**TO DO:**
Output all the entries word for word. Omit the pictures.

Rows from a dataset
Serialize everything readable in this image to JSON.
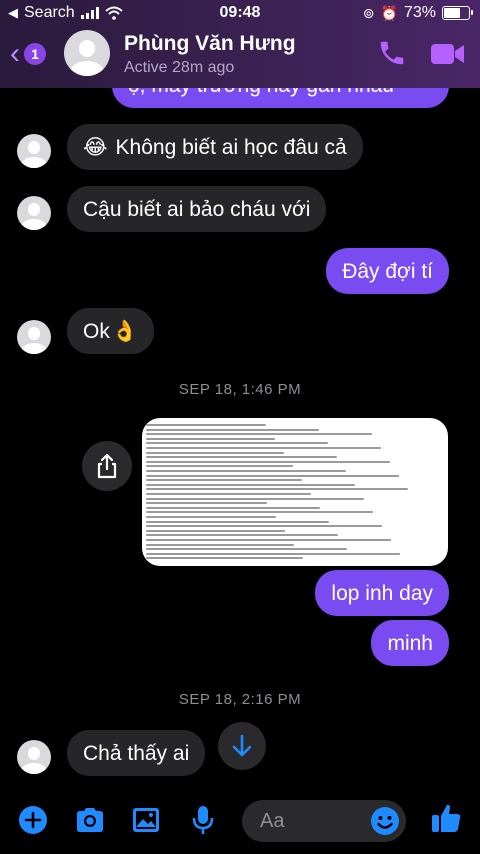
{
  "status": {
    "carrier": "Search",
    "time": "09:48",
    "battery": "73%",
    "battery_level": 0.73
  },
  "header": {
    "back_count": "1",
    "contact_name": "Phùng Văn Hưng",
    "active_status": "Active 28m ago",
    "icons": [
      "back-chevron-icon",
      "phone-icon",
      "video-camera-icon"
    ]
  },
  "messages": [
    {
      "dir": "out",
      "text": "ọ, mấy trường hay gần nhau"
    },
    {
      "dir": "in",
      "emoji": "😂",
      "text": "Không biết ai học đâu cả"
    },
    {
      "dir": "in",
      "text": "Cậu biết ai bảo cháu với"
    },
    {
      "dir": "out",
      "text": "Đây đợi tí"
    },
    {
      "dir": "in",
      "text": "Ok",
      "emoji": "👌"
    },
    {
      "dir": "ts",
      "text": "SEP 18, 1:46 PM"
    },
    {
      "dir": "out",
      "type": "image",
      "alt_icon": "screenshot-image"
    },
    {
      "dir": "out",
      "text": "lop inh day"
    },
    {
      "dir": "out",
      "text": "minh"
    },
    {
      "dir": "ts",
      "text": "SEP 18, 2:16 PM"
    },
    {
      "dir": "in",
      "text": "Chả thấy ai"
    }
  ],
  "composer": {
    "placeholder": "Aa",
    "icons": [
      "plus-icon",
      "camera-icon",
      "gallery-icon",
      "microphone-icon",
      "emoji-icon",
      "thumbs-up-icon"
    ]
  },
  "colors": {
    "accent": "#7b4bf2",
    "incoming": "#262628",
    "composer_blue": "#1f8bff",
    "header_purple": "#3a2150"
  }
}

**ANSWER:**
Serialize everything readable in this image to JSON.
{
  "status": {
    "carrier": "Search",
    "time": "09:48",
    "battery": "73%",
    "battery_level": 0.73
  },
  "header": {
    "back_count": "1",
    "contact_name": "Phùng Văn Hưng",
    "active_status": "Active 28m ago",
    "icons": [
      "back-chevron-icon",
      "phone-icon",
      "video-camera-icon"
    ]
  },
  "messages": [
    {
      "dir": "out",
      "text": "ọ, mấy trường hay gần nhau"
    },
    {
      "dir": "in",
      "emoji": "😂",
      "text": "Không biết ai học đâu cả"
    },
    {
      "dir": "in",
      "text": "Cậu biết ai bảo cháu với"
    },
    {
      "dir": "out",
      "text": "Đây đợi tí"
    },
    {
      "dir": "in",
      "text": "Ok",
      "emoji": "👌"
    },
    {
      "dir": "ts",
      "text": "SEP 18, 1:46 PM"
    },
    {
      "dir": "out",
      "type": "image",
      "alt_icon": "screenshot-image"
    },
    {
      "dir": "out",
      "text": "lop inh day"
    },
    {
      "dir": "out",
      "text": "minh"
    },
    {
      "dir": "ts",
      "text": "SEP 18, 2:16 PM"
    },
    {
      "dir": "in",
      "text": "Chả thấy ai"
    }
  ],
  "composer": {
    "placeholder": "Aa",
    "icons": [
      "plus-icon",
      "camera-icon",
      "gallery-icon",
      "microphone-icon",
      "emoji-icon",
      "thumbs-up-icon"
    ]
  },
  "colors": {
    "accent": "#7b4bf2",
    "incoming": "#262628",
    "composer_blue": "#1f8bff",
    "header_purple": "#3a2150"
  }
}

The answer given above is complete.